- [Instruction] Lift out all lines below that contain "投資し影響力行使".

- [Records for the task]
▬▬▬▬▬▬
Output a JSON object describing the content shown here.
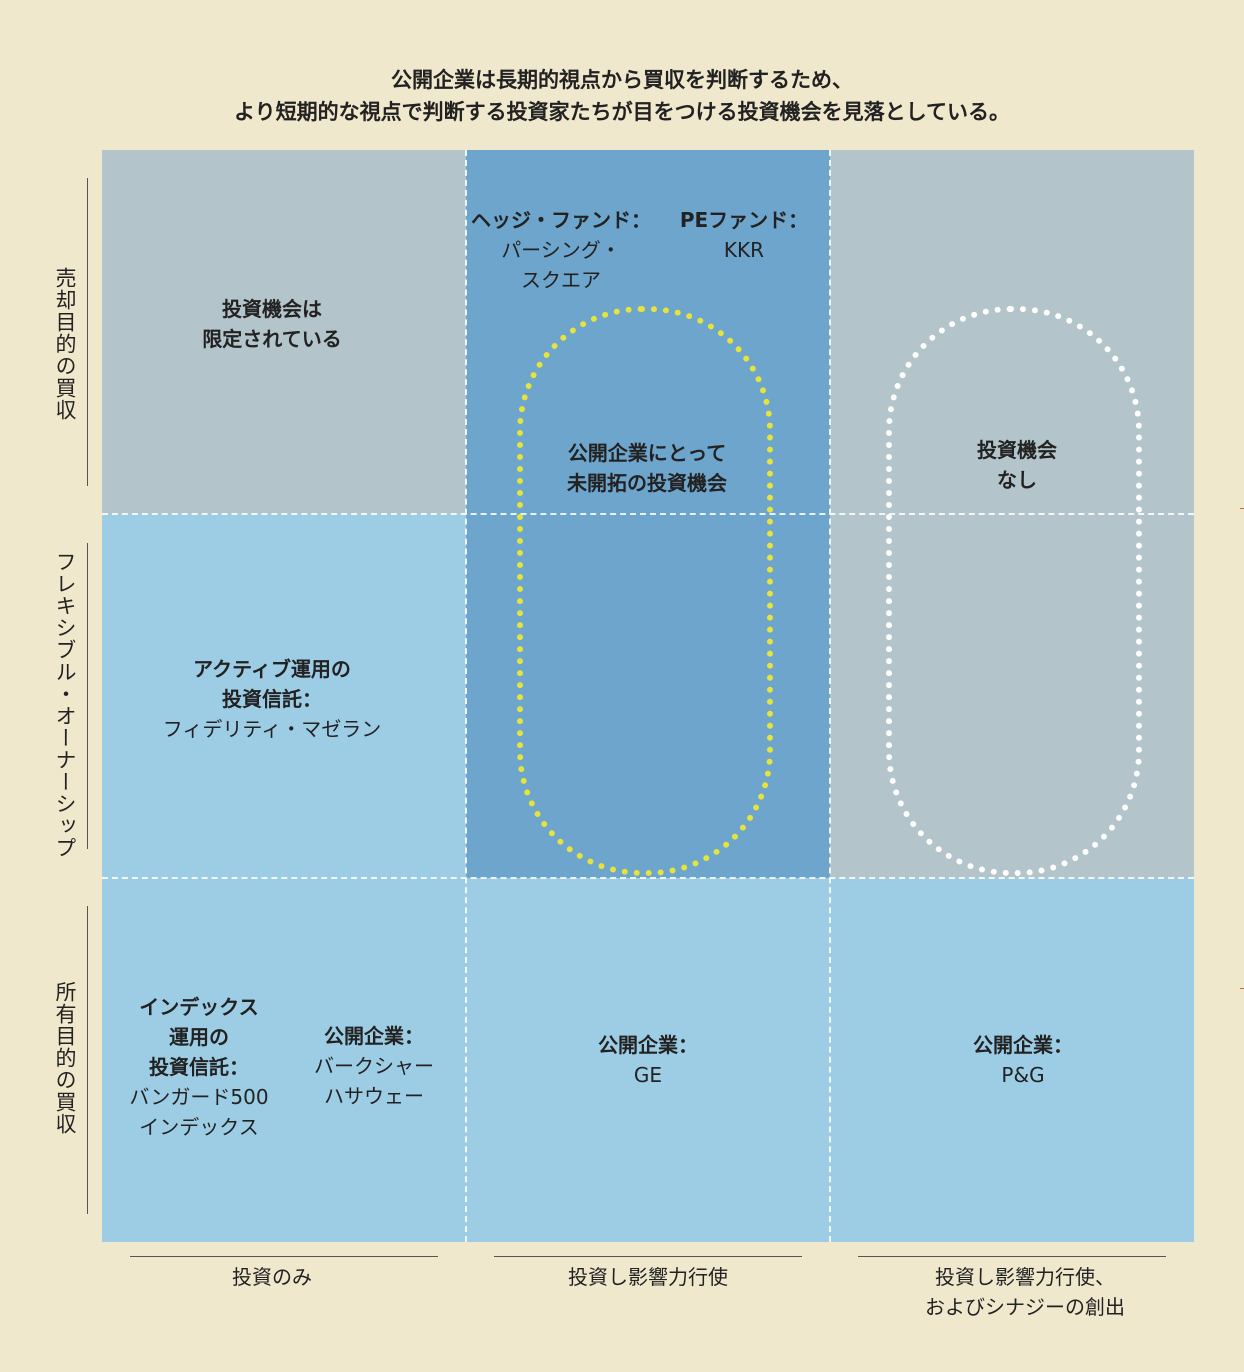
{
  "title": {
    "line1": "公開企業は長期的視点から買収を判断するため、",
    "line2": "より短期的な視点で判断する投資家たちが目をつける投資機会を見落としている。"
  },
  "rows": [
    {
      "label": "売却目的の買収"
    },
    {
      "label": "フレキシブル・オーナーシップ"
    },
    {
      "label": "所有目的の買収"
    }
  ],
  "columns": [
    {
      "label_line1": "投資のみ",
      "label_line2": ""
    },
    {
      "label_line1": "投資し影響力行使",
      "label_line2": ""
    },
    {
      "label_line1": "投資し影響力行使、",
      "label_line2": "およびシナジーの創出"
    }
  ],
  "cells": {
    "r1c1": {
      "line1": "投資機会は",
      "line2": "限定されている"
    },
    "r1c2_a": {
      "title": "ヘッジ・ファンド：",
      "line1": "パーシング・",
      "line2": "スクエア"
    },
    "r1c2_b": {
      "title": "PEファンド：",
      "line1": "KKR"
    },
    "r1c2_oval": {
      "line1": "公開企業にとって",
      "line2": "未開拓の投資機会"
    },
    "r1c3_oval": {
      "line1": "投資機会",
      "line2": "なし"
    },
    "r2c1": {
      "line1": "アクティブ運用の",
      "line2": "投資信託：",
      "line3": "フィデリティ・マゼラン"
    },
    "r3c1_a": {
      "line1": "インデックス",
      "line2": "運用の",
      "line3": "投資信託：",
      "line4": "バンガード500",
      "line5": "インデックス"
    },
    "r3c1_b": {
      "title": "公開企業：",
      "line1": "バークシャー",
      "line2": "ハサウェー"
    },
    "r3c2": {
      "title": "公開企業：",
      "line1": "GE"
    },
    "r3c3": {
      "title": "公開企業：",
      "line1": "P&G"
    }
  },
  "colors": {
    "background": "#efe8cc",
    "gray_cell": "#b3c5cb",
    "light_blue_cell": "#9dcde4",
    "highlight_blue_cell": "#6ea5cc",
    "yellow_oval": "#e6e43c",
    "white_oval": "#ffffff"
  }
}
▬▬▬▬▬▬
- [Answer to this problem]
      "label_line1": "投資し影響力行使",
      "label_line1": "投資し影響力行使、",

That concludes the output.